Figure contents as structured data:
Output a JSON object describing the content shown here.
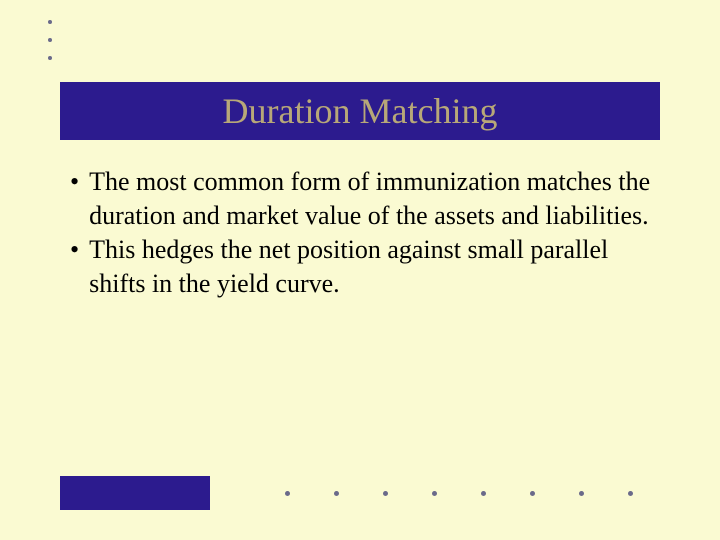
{
  "slide": {
    "title": "Duration Matching",
    "bullets": [
      "The most common form of immunization matches the duration and market value of the assets and liabilities.",
      "This hedges the net position against small parallel shifts in the yield curve."
    ]
  },
  "styling": {
    "background_color": "#fafad2",
    "title_bar_color": "#2c1b8e",
    "title_text_color": "#b8a878",
    "title_fontsize": 36,
    "body_fontsize": 26,
    "body_text_color": "#000000",
    "dot_color": "#6a6a8a",
    "footer_block_color": "#2c1b8e",
    "font_family": "Times New Roman",
    "top_dots_count": 3,
    "bottom_dots_count": 8
  }
}
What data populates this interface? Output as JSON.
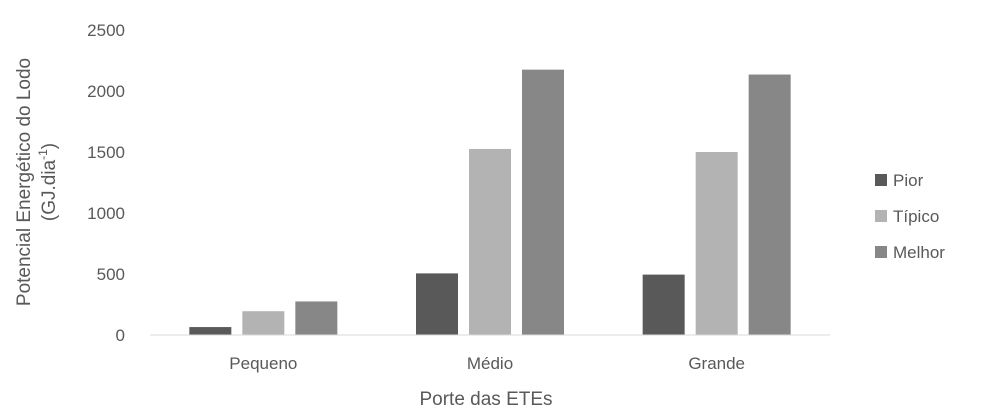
{
  "chart_data": {
    "type": "bar",
    "categories": [
      "Pequeno",
      "Médio",
      "Grande"
    ],
    "series": [
      {
        "name": "Pior",
        "values": [
          65,
          505,
          495
        ],
        "color": "#595959"
      },
      {
        "name": "Típico",
        "values": [
          195,
          1525,
          1500
        ],
        "color": "#b3b3b3"
      },
      {
        "name": "Melhor",
        "values": [
          275,
          2175,
          2135
        ],
        "color": "#878787"
      }
    ],
    "xlabel": "Porte das ETEs",
    "ylabel": {
      "line1": "Potencial Energético do Lodo",
      "line2_prefix": "(GJ.dia",
      "line2_sup": "-1",
      "line2_suffix": ")"
    },
    "ylim": [
      0,
      2500
    ],
    "yticks": [
      0,
      500,
      1000,
      1500,
      2000,
      2500
    ],
    "grid": false,
    "legend_position": "right",
    "axis_color": "#d9d9d9"
  }
}
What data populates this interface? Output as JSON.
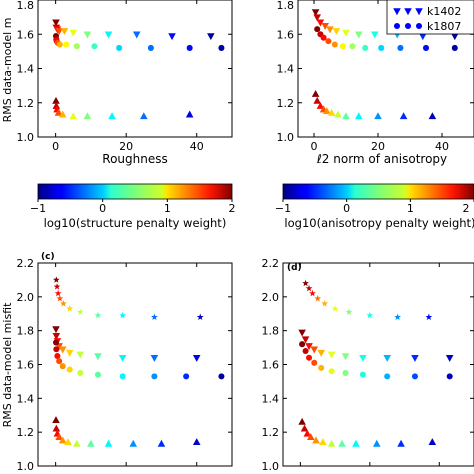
{
  "figure": {
    "common_ylabel_top": "RMS data-model misfit",
    "common_ylabel_bottom": "RMS data-model misfit"
  },
  "colorbars": [
    {
      "label": "log10(structure penalty weight)",
      "ticks": [
        "−1",
        "0",
        "1",
        "2"
      ],
      "min": -1,
      "max": 2
    },
    {
      "label": "log10(anisotropy penalty weight)",
      "ticks": [
        "−1",
        "0",
        "1",
        "2"
      ],
      "min": -1,
      "max": 2
    }
  ],
  "legend": {
    "entries": [
      {
        "label": "k1402",
        "marker": "triangle-down"
      },
      {
        "label": "k1807",
        "marker": "circle"
      }
    ]
  },
  "chart_data": [
    {
      "type": "scatter",
      "panel": "a",
      "panel_label": "",
      "xlabel": "Roughness",
      "ylabel": "RMS data-model m",
      "xlim": [
        -5,
        50
      ],
      "ylim": [
        1.0,
        1.8
      ],
      "xticks": [
        "0",
        "20",
        "40"
      ],
      "yticks": [
        "1.0",
        "1.2",
        "1.4",
        "1.6",
        "1.8"
      ],
      "series": [
        {
          "marker": "triangle-down",
          "points": [
            {
              "x": 0.1,
              "y": 1.67,
              "c": 2.0
            },
            {
              "x": 0.2,
              "y": 1.64,
              "c": 1.8
            },
            {
              "x": 0.5,
              "y": 1.63,
              "c": 1.6
            },
            {
              "x": 1.0,
              "y": 1.62,
              "c": 1.4
            },
            {
              "x": 2.5,
              "y": 1.62,
              "c": 1.1
            },
            {
              "x": 5,
              "y": 1.61,
              "c": 0.8
            },
            {
              "x": 9,
              "y": 1.6,
              "c": 0.5
            },
            {
              "x": 15,
              "y": 1.6,
              "c": 0.1
            },
            {
              "x": 23,
              "y": 1.6,
              "c": -0.3
            },
            {
              "x": 33,
              "y": 1.59,
              "c": -0.6
            },
            {
              "x": 44,
              "y": 1.59,
              "c": -0.9
            }
          ]
        },
        {
          "marker": "circle",
          "points": [
            {
              "x": 0.1,
              "y": 1.59,
              "c": 2.0
            },
            {
              "x": 0.2,
              "y": 1.57,
              "c": 1.8
            },
            {
              "x": 0.3,
              "y": 1.56,
              "c": 1.6
            },
            {
              "x": 0.6,
              "y": 1.55,
              "c": 1.4
            },
            {
              "x": 1.2,
              "y": 1.54,
              "c": 1.1
            },
            {
              "x": 3,
              "y": 1.54,
              "c": 0.9
            },
            {
              "x": 6,
              "y": 1.53,
              "c": 0.6
            },
            {
              "x": 11,
              "y": 1.53,
              "c": 0.3
            },
            {
              "x": 18,
              "y": 1.52,
              "c": 0.0
            },
            {
              "x": 27,
              "y": 1.52,
              "c": -0.3
            },
            {
              "x": 38,
              "y": 1.52,
              "c": -0.6
            },
            {
              "x": 47,
              "y": 1.52,
              "c": -0.9
            }
          ]
        },
        {
          "marker": "triangle",
          "points": [
            {
              "x": 0.1,
              "y": 1.21,
              "c": 2.0
            },
            {
              "x": 0.2,
              "y": 1.18,
              "c": 1.8
            },
            {
              "x": 0.4,
              "y": 1.16,
              "c": 1.6
            },
            {
              "x": 0.8,
              "y": 1.14,
              "c": 1.4
            },
            {
              "x": 2,
              "y": 1.13,
              "c": 1.1
            },
            {
              "x": 5,
              "y": 1.12,
              "c": 0.8
            },
            {
              "x": 9,
              "y": 1.12,
              "c": 0.5
            },
            {
              "x": 16,
              "y": 1.12,
              "c": 0.1
            },
            {
              "x": 25,
              "y": 1.12,
              "c": -0.3
            },
            {
              "x": 38,
              "y": 1.13,
              "c": -0.7
            }
          ]
        }
      ]
    },
    {
      "type": "scatter",
      "panel": "b",
      "panel_label": "",
      "xlabel": "ℓ2 norm of anisotropy",
      "ylabel": "",
      "xlim": [
        -5,
        50
      ],
      "ylim": [
        1.0,
        1.8
      ],
      "xticks": [
        "0",
        "20",
        "40"
      ],
      "yticks": [
        "1.0",
        "1.2",
        "1.4",
        "1.6",
        "1.8"
      ],
      "series": [
        {
          "marker": "triangle-down",
          "points": [
            {
              "x": 0.5,
              "y": 1.73,
              "c": 2.0
            },
            {
              "x": 1,
              "y": 1.7,
              "c": 1.8
            },
            {
              "x": 2,
              "y": 1.67,
              "c": 1.6
            },
            {
              "x": 3.5,
              "y": 1.65,
              "c": 1.4
            },
            {
              "x": 5,
              "y": 1.63,
              "c": 1.2
            },
            {
              "x": 7,
              "y": 1.62,
              "c": 1.0
            },
            {
              "x": 10,
              "y": 1.61,
              "c": 0.8
            },
            {
              "x": 14,
              "y": 1.6,
              "c": 0.5
            },
            {
              "x": 19,
              "y": 1.6,
              "c": 0.2
            },
            {
              "x": 26,
              "y": 1.6,
              "c": -0.1
            },
            {
              "x": 34,
              "y": 1.59,
              "c": -0.5
            },
            {
              "x": 44,
              "y": 1.59,
              "c": -0.9
            }
          ]
        },
        {
          "marker": "circle",
          "points": [
            {
              "x": 1,
              "y": 1.63,
              "c": 2.0
            },
            {
              "x": 2,
              "y": 1.6,
              "c": 1.8
            },
            {
              "x": 3,
              "y": 1.58,
              "c": 1.6
            },
            {
              "x": 4.5,
              "y": 1.56,
              "c": 1.4
            },
            {
              "x": 6.5,
              "y": 1.54,
              "c": 1.2
            },
            {
              "x": 9,
              "y": 1.53,
              "c": 0.9
            },
            {
              "x": 12,
              "y": 1.53,
              "c": 0.6
            },
            {
              "x": 16,
              "y": 1.52,
              "c": 0.3
            },
            {
              "x": 21,
              "y": 1.52,
              "c": 0.0
            },
            {
              "x": 27,
              "y": 1.52,
              "c": -0.3
            },
            {
              "x": 35,
              "y": 1.52,
              "c": -0.6
            },
            {
              "x": 44,
              "y": 1.52,
              "c": -0.9
            }
          ]
        },
        {
          "marker": "triangle",
          "points": [
            {
              "x": 0.5,
              "y": 1.25,
              "c": 2.0
            },
            {
              "x": 1,
              "y": 1.21,
              "c": 1.8
            },
            {
              "x": 2,
              "y": 1.18,
              "c": 1.6
            },
            {
              "x": 3,
              "y": 1.16,
              "c": 1.4
            },
            {
              "x": 4,
              "y": 1.15,
              "c": 1.2
            },
            {
              "x": 5.5,
              "y": 1.14,
              "c": 1.0
            },
            {
              "x": 7.5,
              "y": 1.13,
              "c": 0.7
            },
            {
              "x": 10,
              "y": 1.12,
              "c": 0.4
            },
            {
              "x": 14,
              "y": 1.12,
              "c": 0.1
            },
            {
              "x": 20,
              "y": 1.12,
              "c": -0.2
            },
            {
              "x": 28,
              "y": 1.12,
              "c": -0.5
            },
            {
              "x": 37,
              "y": 1.12,
              "c": -0.8
            }
          ]
        }
      ]
    },
    {
      "type": "scatter",
      "panel": "c",
      "panel_label": "(c)",
      "xlabel": "",
      "ylabel": "RMS data-model misfit",
      "xlim": [
        -5,
        50
      ],
      "ylim": [
        1.0,
        2.2
      ],
      "xticks": [
        "0",
        "20",
        "40"
      ],
      "yticks": [
        "1.0",
        "1.2",
        "1.4",
        "1.6",
        "1.8",
        "2.0",
        "2.2"
      ],
      "series": [
        {
          "marker": "star",
          "points": [
            {
              "x": 0.2,
              "y": 2.1,
              "c": 2.0
            },
            {
              "x": 0.4,
              "y": 2.06,
              "c": 1.8
            },
            {
              "x": 0.7,
              "y": 2.02,
              "c": 1.6
            },
            {
              "x": 1.2,
              "y": 1.99,
              "c": 1.4
            },
            {
              "x": 2.2,
              "y": 1.96,
              "c": 1.2
            },
            {
              "x": 4,
              "y": 1.93,
              "c": 1.0
            },
            {
              "x": 7,
              "y": 1.91,
              "c": 0.7
            },
            {
              "x": 12,
              "y": 1.89,
              "c": 0.4
            },
            {
              "x": 19,
              "y": 1.89,
              "c": 0.1
            },
            {
              "x": 28,
              "y": 1.88,
              "c": -0.3
            },
            {
              "x": 41,
              "y": 1.88,
              "c": -0.8
            }
          ]
        },
        {
          "marker": "triangle-down",
          "points": [
            {
              "x": 0.1,
              "y": 1.81,
              "c": 2.0
            },
            {
              "x": 0.2,
              "y": 1.77,
              "c": 1.8
            },
            {
              "x": 0.5,
              "y": 1.74,
              "c": 1.6
            },
            {
              "x": 1,
              "y": 1.71,
              "c": 1.4
            },
            {
              "x": 2,
              "y": 1.69,
              "c": 1.2
            },
            {
              "x": 4,
              "y": 1.67,
              "c": 1.0
            },
            {
              "x": 7,
              "y": 1.66,
              "c": 0.7
            },
            {
              "x": 12,
              "y": 1.65,
              "c": 0.4
            },
            {
              "x": 19,
              "y": 1.64,
              "c": 0.1
            },
            {
              "x": 28,
              "y": 1.64,
              "c": -0.3
            },
            {
              "x": 40,
              "y": 1.64,
              "c": -0.7
            }
          ]
        },
        {
          "marker": "circle",
          "points": [
            {
              "x": 0.1,
              "y": 1.73,
              "c": 2.0
            },
            {
              "x": 0.2,
              "y": 1.69,
              "c": 1.8
            },
            {
              "x": 0.5,
              "y": 1.65,
              "c": 1.6
            },
            {
              "x": 1,
              "y": 1.62,
              "c": 1.4
            },
            {
              "x": 2,
              "y": 1.59,
              "c": 1.2
            },
            {
              "x": 4,
              "y": 1.57,
              "c": 1.0
            },
            {
              "x": 7,
              "y": 1.55,
              "c": 0.7
            },
            {
              "x": 12,
              "y": 1.54,
              "c": 0.4
            },
            {
              "x": 19,
              "y": 1.53,
              "c": 0.1
            },
            {
              "x": 28,
              "y": 1.53,
              "c": -0.2
            },
            {
              "x": 37,
              "y": 1.53,
              "c": -0.5
            },
            {
              "x": 47,
              "y": 1.53,
              "c": -0.9
            }
          ]
        },
        {
          "marker": "triangle",
          "points": [
            {
              "x": 0.1,
              "y": 1.27,
              "c": 2.0
            },
            {
              "x": 0.2,
              "y": 1.22,
              "c": 1.8
            },
            {
              "x": 0.5,
              "y": 1.19,
              "c": 1.6
            },
            {
              "x": 1,
              "y": 1.17,
              "c": 1.4
            },
            {
              "x": 2,
              "y": 1.15,
              "c": 1.2
            },
            {
              "x": 3.5,
              "y": 1.14,
              "c": 1.0
            },
            {
              "x": 6,
              "y": 1.13,
              "c": 0.7
            },
            {
              "x": 10,
              "y": 1.13,
              "c": 0.4
            },
            {
              "x": 15,
              "y": 1.13,
              "c": 0.1
            },
            {
              "x": 22,
              "y": 1.13,
              "c": -0.2
            },
            {
              "x": 30,
              "y": 1.13,
              "c": -0.5
            },
            {
              "x": 40,
              "y": 1.14,
              "c": -0.8
            }
          ]
        }
      ]
    },
    {
      "type": "scatter",
      "panel": "d",
      "panel_label": "(d)",
      "xlabel": "",
      "ylabel": "",
      "xlim": [
        -5,
        50
      ],
      "ylim": [
        1.0,
        2.2
      ],
      "xticks": [
        "0",
        "20",
        "40"
      ],
      "yticks": [
        "1.0",
        "1.2",
        "1.4",
        "1.6",
        "1.8",
        "2.0",
        "2.2"
      ],
      "series": [
        {
          "marker": "star",
          "points": [
            {
              "x": 1.5,
              "y": 2.08,
              "c": 2.0
            },
            {
              "x": 2.5,
              "y": 2.05,
              "c": 1.8
            },
            {
              "x": 3.5,
              "y": 2.02,
              "c": 1.6
            },
            {
              "x": 5,
              "y": 1.99,
              "c": 1.3
            },
            {
              "x": 7,
              "y": 1.96,
              "c": 1.1
            },
            {
              "x": 10,
              "y": 1.93,
              "c": 0.8
            },
            {
              "x": 14,
              "y": 1.91,
              "c": 0.5
            },
            {
              "x": 20,
              "y": 1.89,
              "c": 0.2
            },
            {
              "x": 28,
              "y": 1.88,
              "c": -0.2
            },
            {
              "x": 37,
              "y": 1.88,
              "c": -0.6
            }
          ]
        },
        {
          "marker": "triangle-down",
          "points": [
            {
              "x": 0.5,
              "y": 1.79,
              "c": 2.0
            },
            {
              "x": 1.5,
              "y": 1.75,
              "c": 1.8
            },
            {
              "x": 2.5,
              "y": 1.71,
              "c": 1.6
            },
            {
              "x": 4,
              "y": 1.69,
              "c": 1.4
            },
            {
              "x": 6,
              "y": 1.67,
              "c": 1.1
            },
            {
              "x": 9,
              "y": 1.66,
              "c": 0.8
            },
            {
              "x": 13,
              "y": 1.65,
              "c": 0.5
            },
            {
              "x": 18,
              "y": 1.64,
              "c": 0.2
            },
            {
              "x": 25,
              "y": 1.64,
              "c": -0.1
            },
            {
              "x": 33,
              "y": 1.64,
              "c": -0.5
            },
            {
              "x": 43,
              "y": 1.64,
              "c": -0.8
            }
          ]
        },
        {
          "marker": "circle",
          "points": [
            {
              "x": 0.5,
              "y": 1.72,
              "c": 2.0
            },
            {
              "x": 1.5,
              "y": 1.68,
              "c": 1.8
            },
            {
              "x": 2.5,
              "y": 1.64,
              "c": 1.6
            },
            {
              "x": 4,
              "y": 1.61,
              "c": 1.4
            },
            {
              "x": 6,
              "y": 1.58,
              "c": 1.1
            },
            {
              "x": 9,
              "y": 1.56,
              "c": 0.8
            },
            {
              "x": 13,
              "y": 1.55,
              "c": 0.5
            },
            {
              "x": 18,
              "y": 1.54,
              "c": 0.2
            },
            {
              "x": 25,
              "y": 1.53,
              "c": -0.1
            },
            {
              "x": 33,
              "y": 1.53,
              "c": -0.4
            },
            {
              "x": 43,
              "y": 1.53,
              "c": -0.8
            }
          ]
        },
        {
          "marker": "triangle",
          "points": [
            {
              "x": 0.5,
              "y": 1.26,
              "c": 2.0
            },
            {
              "x": 1.2,
              "y": 1.22,
              "c": 1.8
            },
            {
              "x": 2,
              "y": 1.19,
              "c": 1.6
            },
            {
              "x": 3,
              "y": 1.17,
              "c": 1.4
            },
            {
              "x": 4.5,
              "y": 1.15,
              "c": 1.2
            },
            {
              "x": 6.5,
              "y": 1.14,
              "c": 1.0
            },
            {
              "x": 9,
              "y": 1.13,
              "c": 0.7
            },
            {
              "x": 12,
              "y": 1.13,
              "c": 0.4
            },
            {
              "x": 16,
              "y": 1.13,
              "c": 0.1
            },
            {
              "x": 22,
              "y": 1.13,
              "c": -0.2
            },
            {
              "x": 29,
              "y": 1.13,
              "c": -0.5
            },
            {
              "x": 38,
              "y": 1.14,
              "c": -0.8
            }
          ]
        }
      ]
    }
  ]
}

## [PROBLEM STATEMENT]
Copy each line of the entries that includes the word "anisotropy".

## [ANSWER TO THE TASK]
      "label": "log10(anisotropy penalty weight)",
      "xlabel": "ℓ2 norm of anisotropy",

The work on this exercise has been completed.